## [TASK DIRECTIONS]
Return the records in full, exactly as given.
── RECORDS FOR THE TASK ──
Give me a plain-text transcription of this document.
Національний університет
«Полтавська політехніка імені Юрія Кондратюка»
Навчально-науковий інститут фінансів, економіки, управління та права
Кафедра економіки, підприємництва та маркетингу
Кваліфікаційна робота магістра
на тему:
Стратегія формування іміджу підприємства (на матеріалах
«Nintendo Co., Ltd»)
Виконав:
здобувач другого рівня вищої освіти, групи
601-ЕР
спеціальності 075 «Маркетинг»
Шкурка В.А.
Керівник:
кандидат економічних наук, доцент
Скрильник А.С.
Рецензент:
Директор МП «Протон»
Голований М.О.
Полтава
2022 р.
───
## [FINAL ANSWER]
Give me a plain-text transcription of this document.
Національний університет
«Полтавська політехніка імені Юрія Кондратюка»
Навчально-науковий інститут фінансів, економіки, управління та права
Кафедра економіки, підприємництва та маркетингу
Кваліфікаційна робота магістра
на тему:
Стратегія формування іміджу підприємства (на матеріалах
«Nintendo Co., Ltd»)
Виконав:
здобувач другого рівня вищої освіти, групи
601-ЕР
спеціальності 075 «Маркетинг»
Шкурка В.А.
Керівник:
кандидат економічних наук, доцент
Скрильник А.С.
Рецензент:
Директор МП «Протон»
Голований М.О.
Полтава
2022 р.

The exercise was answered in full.